A series of records:
** Begin **

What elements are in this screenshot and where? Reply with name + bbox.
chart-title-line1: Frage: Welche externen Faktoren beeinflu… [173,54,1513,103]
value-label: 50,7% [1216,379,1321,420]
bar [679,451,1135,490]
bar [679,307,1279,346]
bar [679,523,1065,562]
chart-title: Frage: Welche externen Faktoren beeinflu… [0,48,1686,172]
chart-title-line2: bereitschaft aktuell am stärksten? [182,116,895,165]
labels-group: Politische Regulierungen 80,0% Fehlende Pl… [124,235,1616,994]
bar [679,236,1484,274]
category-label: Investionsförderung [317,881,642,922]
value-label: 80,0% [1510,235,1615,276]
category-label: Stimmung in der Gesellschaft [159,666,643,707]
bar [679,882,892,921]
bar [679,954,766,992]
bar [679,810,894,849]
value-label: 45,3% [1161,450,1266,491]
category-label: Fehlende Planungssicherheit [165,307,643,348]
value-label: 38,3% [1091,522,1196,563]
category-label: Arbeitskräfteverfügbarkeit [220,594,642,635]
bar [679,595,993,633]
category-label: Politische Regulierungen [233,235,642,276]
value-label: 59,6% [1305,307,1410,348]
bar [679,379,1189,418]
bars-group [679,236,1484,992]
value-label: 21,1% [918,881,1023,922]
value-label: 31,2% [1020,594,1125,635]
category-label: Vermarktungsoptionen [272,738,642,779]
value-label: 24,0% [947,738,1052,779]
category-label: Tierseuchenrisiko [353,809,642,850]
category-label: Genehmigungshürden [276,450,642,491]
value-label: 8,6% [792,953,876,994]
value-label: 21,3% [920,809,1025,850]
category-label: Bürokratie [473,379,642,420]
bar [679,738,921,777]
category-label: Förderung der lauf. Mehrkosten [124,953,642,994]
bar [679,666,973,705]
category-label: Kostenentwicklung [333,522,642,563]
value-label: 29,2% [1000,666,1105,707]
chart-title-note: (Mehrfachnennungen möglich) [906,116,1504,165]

** End **

The exercise: Output every line of the data above as a JSON list of strings, one string per line, with blank lines omitted.

Answer to the exercise:
[
  "What elements are in this screenshot and where? Reply with name + bbox.",
  "chart-title-line1: Frage: Welche externen Faktoren beeinflu… [173,54,1513,103]",
  "value-label: 50,7% [1216,379,1321,420]",
  "bar [679,451,1135,490]",
  "bar [679,307,1279,346]",
  "bar [679,523,1065,562]",
  "chart-title: Frage: Welche externen Faktoren beeinflu… [0,48,1686,172]",
  "chart-title-line2: bereitschaft aktuell am stärksten? [182,116,895,165]",
  "labels-group: Politische Regulierungen 80,0% Fehlende Pl… [124,235,1616,994]",
  "bar [679,236,1484,274]",
  "category-label: Investionsförderung [317,881,642,922]",
  "value-label: 80,0% [1510,235,1615,276]",
  "category-label: Stimmung in der Gesellschaft [159,666,643,707]",
  "bar [679,882,892,921]",
  "bar [679,954,766,992]",
  "bar [679,810,894,849]",
  "value-label: 45,3% [1161,450,1266,491]",
  "category-label: Fehlende Planungssicherheit [165,307,643,348]",
  "value-label: 38,3% [1091,522,1196,563]",
  "category-label: Arbeitskräfteverfügbarkeit [220,594,642,635]",
  "bar [679,595,993,633]",
  "category-label: Politische Regulierungen [233,235,642,276]",
  "value-label: 59,6% [1305,307,1410,348]",
  "bar [679,379,1189,418]",
  "bars-group [679,236,1484,992]",
  "value-label: 21,1% [918,881,1023,922]",
  "value-label: 31,2% [1020,594,1125,635]",
  "category-label: Vermarktungsoptionen [272,738,642,779]",
  "value-label: 24,0% [947,738,1052,779]",
  "category-label: Tierseuchenrisiko [353,809,642,850]",
  "category-label: Genehmigungshürden [276,450,642,491]",
  "value-label: 8,6% [792,953,876,994]",
  "value-label: 21,3% [920,809,1025,850]",
  "category-label: Bürokratie [473,379,642,420]",
  "bar [679,738,921,777]",
  "category-label: Förderung der lauf. Mehrkosten [124,953,642,994]",
  "bar [679,666,973,705]",
  "category-label: Kostenentwicklung [333,522,642,563]",
  "value-label: 29,2% [1000,666,1105,707]",
  "chart-title-note: (Mehrfachnennungen möglich) [906,116,1504,165]"
]